> WHAT YOU HAVE TO DO
In the data below, give the lines between the ones holding "status-time: 19:59 bbox=[251, 9, 289, 27]" and "info-education: Từng học", inclusive, replacing "divider" with "separator" and leaving everything else unchanged.

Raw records
_ _ _ _ _ _ _

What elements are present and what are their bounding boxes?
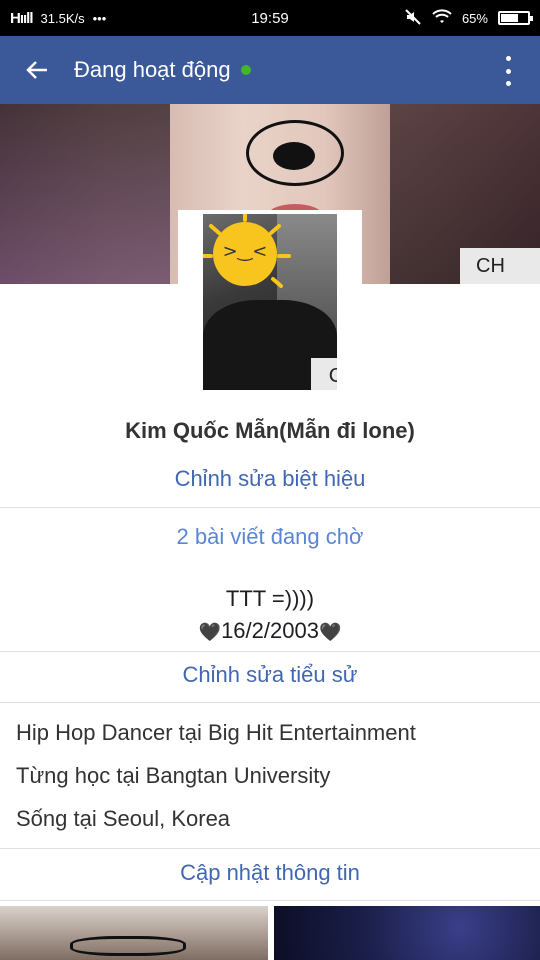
status-time: 19:59 bbox=[251, 9, 289, 27]
divider bbox=[0, 848, 540, 849]
bio: TTT =)))) 🖤16/2/2003🖤 bbox=[0, 583, 540, 649]
bio-line: TTT =)))) bbox=[225, 586, 315, 611]
info-education: Từng học tại Bangtan University bbox=[16, 763, 331, 788]
status-left: Hııll 31.5K/s ••• bbox=[10, 10, 183, 27]
bio-date: 16/2/2003 bbox=[221, 618, 319, 643]
bio-date-line: 🖤16/2/2003🖤 bbox=[0, 615, 540, 649]
more-vertical-icon-dot bbox=[505, 56, 511, 61]
photo-thumbnail[interactable] bbox=[274, 906, 540, 960]
page-title: Đang hoạt động bbox=[74, 57, 251, 83]
divider bbox=[0, 702, 540, 703]
sun-sticker-icon: >‿< bbox=[213, 222, 277, 286]
app-bar: Đang hoạt động bbox=[0, 36, 540, 104]
divider bbox=[0, 651, 540, 652]
battery-icon bbox=[497, 11, 533, 25]
page-title-text: Đang hoạt động bbox=[74, 57, 231, 82]
profile-picture: >‿< C bbox=[203, 214, 337, 390]
sun-face: >‿< bbox=[222, 241, 268, 262]
more-vertical-icon-dot bbox=[505, 81, 511, 86]
photo-thumbnail[interactable] bbox=[0, 906, 268, 960]
status-right: 65% bbox=[357, 8, 533, 29]
back-button[interactable] bbox=[0, 36, 74, 104]
update-info-link[interactable]: Cập nhật thông tin bbox=[0, 860, 540, 886]
divider bbox=[0, 507, 540, 508]
net-speed: 31.5K/s bbox=[40, 10, 85, 26]
signal-icon: Hııll bbox=[10, 9, 33, 27]
info-work: Hip Hop Dancer tại Big Hit Entertainment bbox=[16, 720, 416, 745]
status-bar: Hııll 31.5K/s ••• 19:59 65% bbox=[0, 0, 540, 36]
mute-icon bbox=[404, 8, 422, 29]
heart-icon: 🖤 bbox=[198, 622, 222, 643]
battery-fill bbox=[500, 14, 518, 22]
photo-strip bbox=[0, 906, 540, 960]
profile-name: Kim Quốc Mẫn(Mẫn đi lone) bbox=[125, 418, 415, 443]
notification-dots: ••• bbox=[92, 10, 107, 26]
avatar-camera-button[interactable]: C bbox=[311, 358, 337, 390]
edit-bio-link[interactable]: Chỉnh sửa tiểu sử bbox=[0, 662, 540, 688]
cover-camera-button[interactable]: CH bbox=[460, 248, 540, 284]
battery-percent: 65% bbox=[461, 10, 488, 26]
profile-picture-frame[interactable]: >‿< C bbox=[178, 210, 362, 392]
divider bbox=[0, 900, 540, 901]
heart-icon: 🖤 bbox=[318, 622, 342, 643]
info-location: Sống tại Seoul, Korea bbox=[16, 806, 231, 831]
more-options-button[interactable] bbox=[498, 56, 518, 86]
cover-hair-left bbox=[0, 104, 170, 284]
online-status-dot bbox=[240, 65, 251, 75]
edit-nickname-link[interactable]: Chỉnh sửa biệt hiệu bbox=[0, 466, 540, 492]
more-vertical-icon-dot bbox=[505, 68, 511, 74]
pending-posts-link[interactable]: 2 bài viết đang chờ bbox=[0, 524, 540, 550]
arrow-left-icon bbox=[26, 61, 47, 79]
cover-nose-dot bbox=[273, 142, 315, 170]
wifi-icon bbox=[432, 8, 452, 28]
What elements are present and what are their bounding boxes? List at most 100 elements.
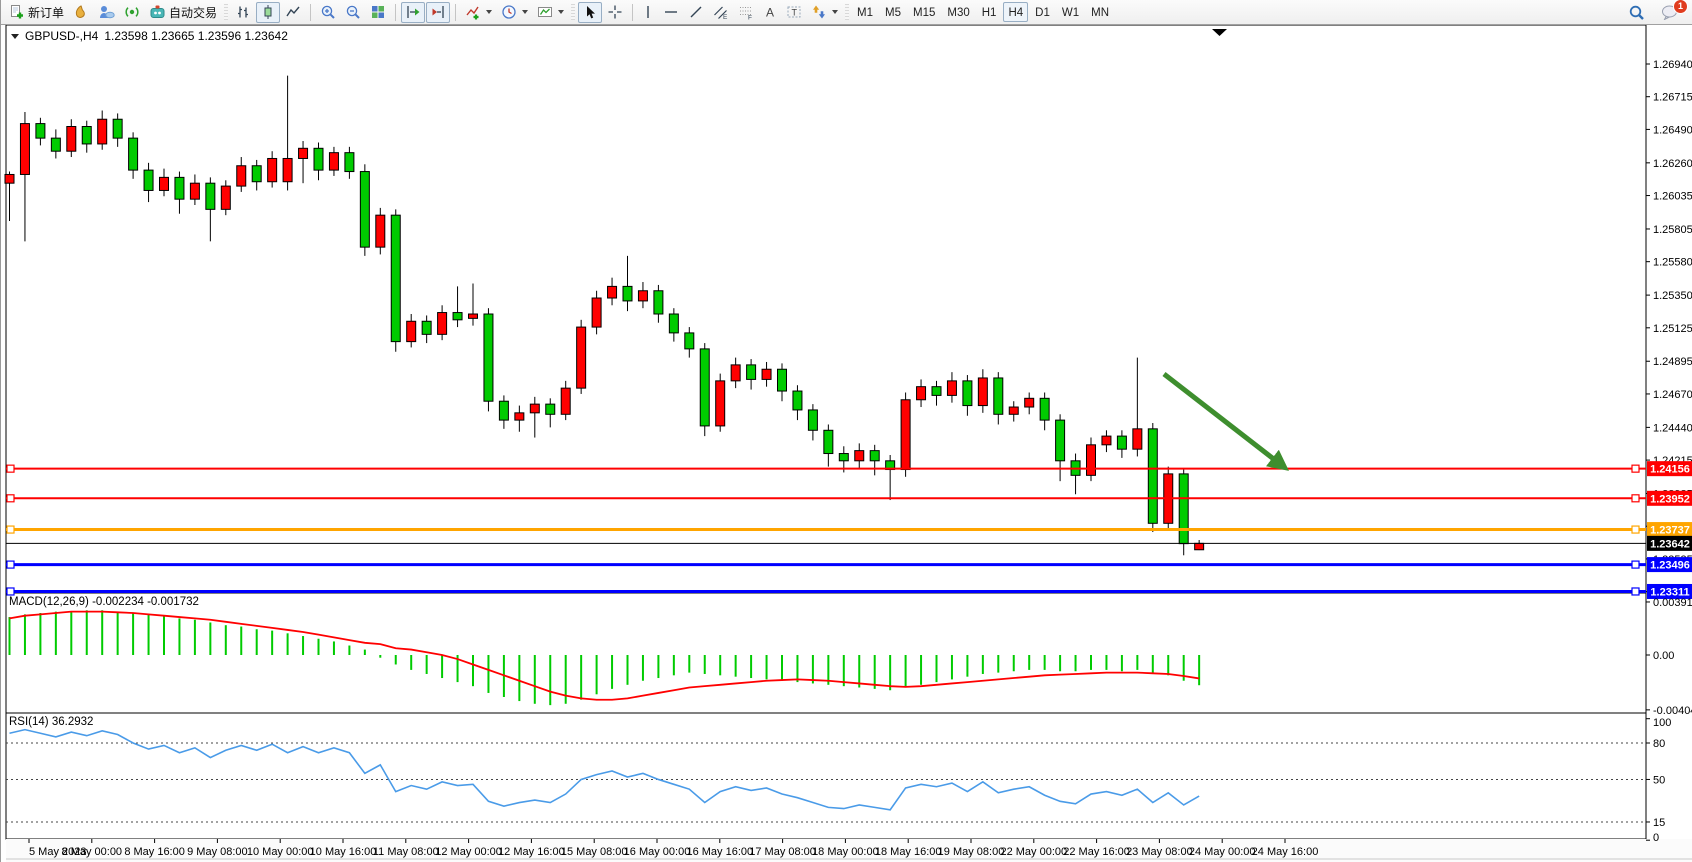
timeframe-h1[interactable]: H1 — [977, 2, 1002, 22]
candle-up — [237, 166, 246, 186]
candle-down — [669, 314, 678, 333]
chart-shift-button[interactable] — [426, 2, 450, 23]
candle-down — [808, 410, 817, 430]
vertical-line-tool-button[interactable] — [638, 2, 658, 23]
time-label: 12 May 00:00 — [435, 846, 502, 858]
trendline-tool-button[interactable] — [684, 2, 708, 23]
candle-down — [1040, 398, 1049, 420]
zoom-out-button[interactable] — [341, 2, 365, 23]
algo-trading-button[interactable]: 自动交易 — [145, 2, 221, 23]
palette-icon — [73, 4, 89, 20]
auto-scroll-button[interactable] — [401, 2, 425, 23]
dropdown-arrow-icon — [486, 10, 492, 14]
horizontal-line-tool-button[interactable] — [659, 2, 683, 23]
search-button[interactable] — [1624, 2, 1649, 23]
line-chart-button[interactable] — [281, 2, 305, 23]
zoom-in-icon — [320, 4, 336, 20]
label-tool-button[interactable]: T — [782, 2, 806, 23]
svg-text:1.26940: 1.26940 — [1653, 59, 1692, 71]
cursor-button[interactable] — [578, 2, 602, 23]
panel-border — [6, 593, 1646, 713]
signals-button[interactable] — [120, 2, 144, 23]
svg-text:-0.004049: -0.004049 — [1653, 705, 1692, 717]
candle-down — [824, 430, 833, 453]
channel-tool-button[interactable]: E — [709, 2, 733, 23]
candle-down — [778, 369, 787, 391]
notification-badge: 1 — [1673, 0, 1688, 14]
line-handle[interactable] — [1632, 526, 1639, 533]
fibonacci-tool-button[interactable]: F — [734, 2, 758, 23]
periods-button[interactable] — [497, 2, 532, 23]
line-handle[interactable] — [1632, 495, 1639, 502]
algo-trading-icon — [149, 4, 166, 20]
line-handle[interactable] — [1632, 561, 1639, 568]
candle-up — [762, 369, 771, 379]
svg-text:100: 100 — [1653, 717, 1671, 729]
candle-up — [438, 313, 447, 335]
timeframe-d1[interactable]: D1 — [1030, 2, 1055, 22]
text-tool-button[interactable]: A — [759, 2, 781, 23]
candle-down — [546, 404, 555, 414]
templates-button[interactable] — [533, 2, 568, 23]
cursor-icon — [582, 4, 598, 20]
zoom-in-button[interactable] — [316, 2, 340, 23]
candle-up — [283, 158, 292, 181]
styles-button[interactable] — [69, 2, 93, 23]
notifications-button[interactable]: 1 — [1657, 2, 1683, 23]
trendline-icon — [688, 4, 704, 20]
candle-up — [407, 321, 416, 341]
zoom-out-icon — [345, 4, 361, 20]
candle-up — [947, 381, 956, 396]
separator — [395, 4, 396, 21]
timeframe-m5[interactable]: M5 — [880, 2, 906, 22]
candle-up — [592, 298, 601, 327]
algo-trading-label: 自动交易 — [169, 4, 217, 21]
line-handle[interactable] — [7, 495, 14, 502]
time-label: 18 May 16:00 — [875, 846, 942, 858]
new-order-icon — [9, 4, 25, 20]
line-handle[interactable] — [7, 588, 14, 595]
candle-down — [422, 321, 431, 334]
candle-up — [376, 215, 385, 247]
tile-windows-button[interactable] — [366, 2, 390, 23]
candle-down — [747, 365, 756, 380]
time-label: 22 May 00:00 — [1000, 846, 1067, 858]
separator — [310, 4, 311, 21]
candle-down — [453, 313, 462, 320]
candle-up — [1102, 436, 1111, 445]
svg-text:1.24895: 1.24895 — [1653, 356, 1692, 368]
line-handle[interactable] — [7, 561, 14, 568]
text-label-icon: T — [786, 4, 802, 20]
timeframe-h4[interactable]: H4 — [1003, 2, 1028, 22]
community-button[interactable] — [94, 2, 119, 23]
candlestick-chart-button[interactable] — [256, 2, 280, 23]
time-label: 9 May 08:00 — [187, 846, 248, 858]
candle-up — [731, 365, 740, 381]
line-handle[interactable] — [7, 465, 14, 472]
chart-shift-icon — [430, 4, 446, 20]
bar-chart-button[interactable] — [231, 2, 255, 23]
timeframe-m1[interactable]: M1 — [852, 2, 878, 22]
toolbar-grip — [571, 4, 575, 20]
timeframe-m15[interactable]: M15 — [908, 2, 940, 22]
shapes-tool-button[interactable] — [807, 2, 842, 23]
indicators-button[interactable] — [461, 2, 496, 23]
line-handle[interactable] — [1632, 588, 1639, 595]
time-label: 12 May 16:00 — [498, 846, 565, 858]
candle-up — [190, 183, 199, 199]
line-handle[interactable] — [7, 526, 14, 533]
svg-text:1.25125: 1.25125 — [1653, 323, 1692, 335]
timeframe-m30[interactable]: M30 — [942, 2, 974, 22]
svg-text:E: E — [723, 14, 728, 20]
timeframe-mn[interactable]: MN — [1086, 2, 1114, 22]
chart-canvas[interactable]: 1.269401.267151.264901.262601.260351.258… — [1, 25, 1692, 862]
bar-chart-icon — [235, 4, 251, 20]
time-label: 18 May 00:00 — [812, 846, 879, 858]
line-handle[interactable] — [1632, 465, 1639, 472]
crosshair-button[interactable] — [603, 2, 627, 23]
timeframe-w1[interactable]: W1 — [1057, 2, 1084, 22]
time-label: 24 May 16:00 — [1252, 846, 1319, 858]
svg-text:F: F — [748, 15, 752, 21]
new-order-button[interactable]: 新订单 — [5, 2, 68, 23]
fibonacci-icon: F — [738, 4, 754, 20]
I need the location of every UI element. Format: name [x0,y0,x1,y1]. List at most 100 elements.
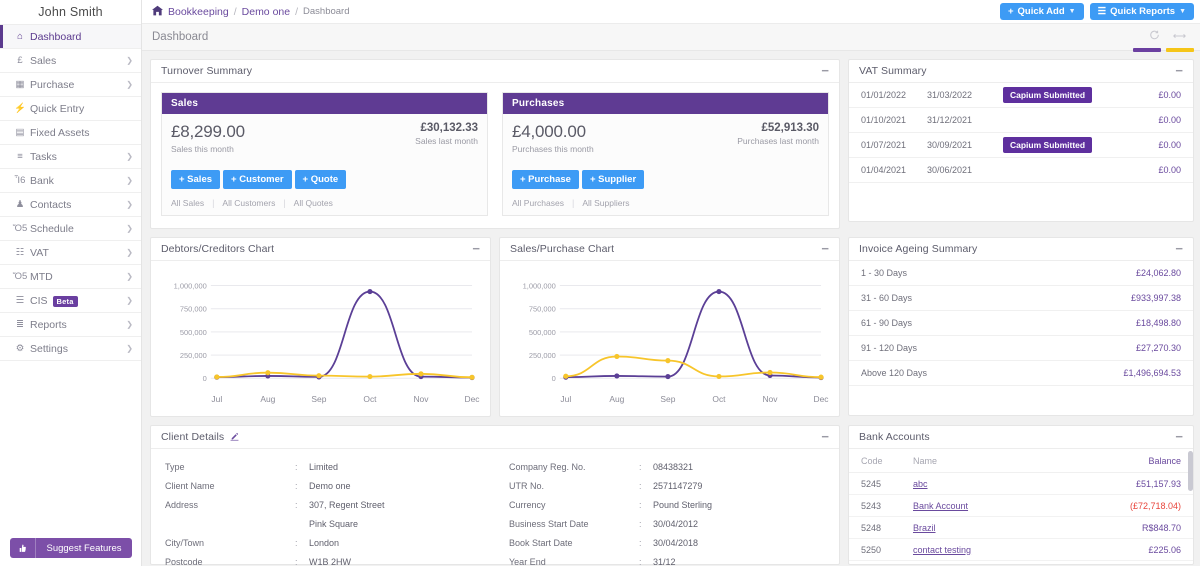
vat-row[interactable]: 01/10/2021 31/12/2021 £0.00 [849,108,1193,133]
bank-account-row[interactable]: 5245 abc £51,157.93 [849,473,1193,495]
chart-data-point[interactable] [214,374,220,380]
suggest-features-button[interactable]: Suggest Features [10,538,132,558]
plus-icon: + [1007,6,1014,17]
sidebar-item-bank[interactable]: Ἶ6 Bank ❯ [0,169,141,193]
sidebar-item-fixed-assets[interactable]: ▤ Fixed Assets [0,121,141,145]
chart-data-point[interactable] [665,358,671,364]
client-detail-colon: : [295,461,298,472]
edit-icon[interactable] [230,432,239,443]
x-axis-tick-label: Aug [609,394,624,404]
chart-data-point[interactable] [614,353,620,360]
sales-figures: £8,299.00 Sales this month £30,132.33 Sa… [171,122,478,154]
quick-reports-button[interactable]: ☰ Quick Reports ▼ [1089,3,1194,20]
collapse-icon[interactable]: − [821,64,829,77]
purchase-link-1[interactable]: All Suppliers [582,198,629,208]
invoice-ageing-row[interactable]: 61 - 90 Days £18,498.80 [849,311,1193,336]
top-bar: Bookkeeping / Demo one / Dashboard + Qui… [142,0,1200,24]
sidebar-item-dashboard[interactable]: ⌂ Dashboard [0,25,141,49]
bank-accounts-scrollbar[interactable] [1188,451,1193,491]
chart-data-point[interactable] [367,288,373,295]
refresh-icon[interactable] [1149,30,1160,44]
invoice-ageing-row[interactable]: Above 120 Days £1,496,694.53 [849,361,1193,386]
chart-data-point[interactable] [665,374,671,380]
bank-account-row[interactable]: 5250 contact testing £225.06 [849,539,1193,561]
sales-quote-button[interactable]: + Quote [294,170,347,189]
sidebar-item-sales[interactable]: £ Sales ❯ [0,49,141,73]
bank-account-row[interactable]: 5248 Brazil R$848.70 [849,517,1193,539]
chart-data-point[interactable] [614,373,620,379]
bank-account-code: 5245 [861,478,882,489]
collapse-icon[interactable]: − [1175,430,1183,443]
sidebar-item-quick-entry[interactable]: ⚡ Quick Entry [0,97,141,121]
chart-data-point[interactable] [716,288,722,295]
chart-data-point[interactable] [418,371,424,377]
bank-account-link[interactable]: abc [913,479,928,489]
collapse-icon[interactable]: − [821,430,829,443]
sidebar-item-schedule[interactable]: Ὄ5 Schedule ❯ [0,217,141,241]
suggest-features-label: Suggest Features [46,542,122,554]
vat-amount: £0.00 [1158,165,1181,175]
purchases-quick-links: All Purchases | All Suppliers [512,198,819,208]
quick-add-button[interactable]: + Quick Add ▼ [999,3,1084,20]
bank-account-name: abc [913,479,1136,489]
chart-data-point[interactable] [265,370,271,376]
dashboard-row-3: Client Details − Type: Limited Client Name… [150,425,1194,566]
vat-row[interactable]: 01/01/2022 31/03/2022 Capium Submitted £0.0… [849,83,1193,108]
chart-data-point[interactable] [818,374,824,380]
client-detail-colon: : [639,518,642,529]
sidebar-item-label: Purchase [30,78,75,91]
collapse-icon[interactable]: − [1175,242,1183,255]
chart-data-point[interactable] [367,374,373,380]
sales-link-1[interactable]: All Customers [222,198,275,208]
sidebar-item-vat[interactable]: ☷ VAT ❯ [0,241,141,265]
sales-customer-button[interactable]: + Customer [223,170,292,189]
invoice-ageing-card: Invoice Ageing Summary − 1 - 30 Days £24,… [848,237,1194,416]
chart-data-point[interactable] [716,373,722,379]
sidebar-item-settings[interactable]: ⚙ Settings ❯ [0,337,141,361]
invoice-ageing-row[interactable]: 31 - 60 Days £933,997.38 [849,286,1193,311]
collapse-icon[interactable]: − [821,242,829,255]
sales-sales-button[interactable]: + Sales [171,170,221,189]
invoice-ageing-row[interactable]: 1 - 30 Days £24,062.80 [849,261,1193,286]
sidebar-item-contacts[interactable]: ♟ Contacts ❯ [0,193,141,217]
bank-account-link[interactable]: Bank Account [913,501,968,511]
sidebar-item-purchase[interactable]: ▦ Purchase ❯ [0,73,141,97]
invoice-ageing-row[interactable]: 91 - 120 Days £27,270.30 [849,336,1193,361]
vat-row[interactable]: 01/04/2021 30/06/2021 £0.00 [849,158,1193,183]
purchase-link-0[interactable]: All Purchases [512,198,564,208]
turnover-summary-title: Turnover Summary [161,65,253,77]
sidebar-item-tasks[interactable]: ≡ Tasks ❯ [0,145,141,169]
breadcrumb-root[interactable]: Bookkeeping [168,6,229,18]
sales-link-0[interactable]: All Sales [171,198,204,208]
sidebar-item-reports[interactable]: ≣ Reports ❯ [0,313,141,337]
collapse-icon[interactable]: − [472,242,480,255]
bank-account-row[interactable]: 5243 Bank Account (£72,718.04) [849,495,1193,517]
chart-data-point[interactable] [767,369,773,376]
bank-account-link[interactable]: Brazil [913,523,936,533]
client-details-right-column: Company Reg. No.:08438321 UTR No.:2571147… [495,457,839,566]
chevron-right-icon: ❯ [126,176,133,185]
breadcrumb-client[interactable]: Demo one [242,6,290,18]
purchase-purchase-button[interactable]: + Purchase [512,170,579,189]
collapse-icon[interactable]: − [1175,64,1183,77]
bank-account-balance: (£72,718.04) [1129,500,1181,511]
sales-link-2[interactable]: All Quotes [294,198,333,208]
purchase-supplier-button[interactable]: + Supplier [581,170,645,189]
sidebar-item-mtd[interactable]: Ὄ5 MTD ❯ [0,265,141,289]
purchases-this-month-amount: £4,000.00 [512,122,586,141]
debtors-creditors-chart: 0 250,000 500,000 750,000 1,000,000 Jul Aug Sep… [174,282,480,405]
client-detail-colon: : [639,537,642,548]
breadcrumb-separator: / [233,5,237,18]
topbar-actions: + Quick Add ▼ ☰ Quick Reports ▼ [999,3,1194,20]
purchases-action-buttons: + Purchase + Supplier [512,170,819,189]
sidebar-item-cis[interactable]: ☰ CIS Beta ❯ [0,289,141,313]
chart-data-point[interactable] [563,373,569,379]
vat-row[interactable]: 01/07/2021 30/09/2021 Capium Submitted £0.0… [849,133,1193,158]
sidebar-item-label: CIS Beta [28,295,126,307]
chart-data-point[interactable] [469,374,475,380]
chevron-right-icon: ❯ [126,200,133,209]
chart-data-point[interactable] [316,373,322,379]
bank-account-link[interactable]: contact testing [913,545,971,555]
sales-purchase-chart-title: Sales/Purchase Chart [510,243,615,255]
expand-icon[interactable] [1173,31,1186,43]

_ _ _ _ _ _ _

> COMPLETE ANSWER
status-time: 19:59 bbox=[251, 9, 289, 27]
separator bbox=[0, 848, 540, 849]
bio: TTT =)))) 🖤16/2/2003🖤 bbox=[0, 583, 540, 649]
bio-line: TTT =)))) bbox=[225, 586, 315, 611]
info-education: Từng học tại Bangtan University bbox=[16, 763, 331, 788]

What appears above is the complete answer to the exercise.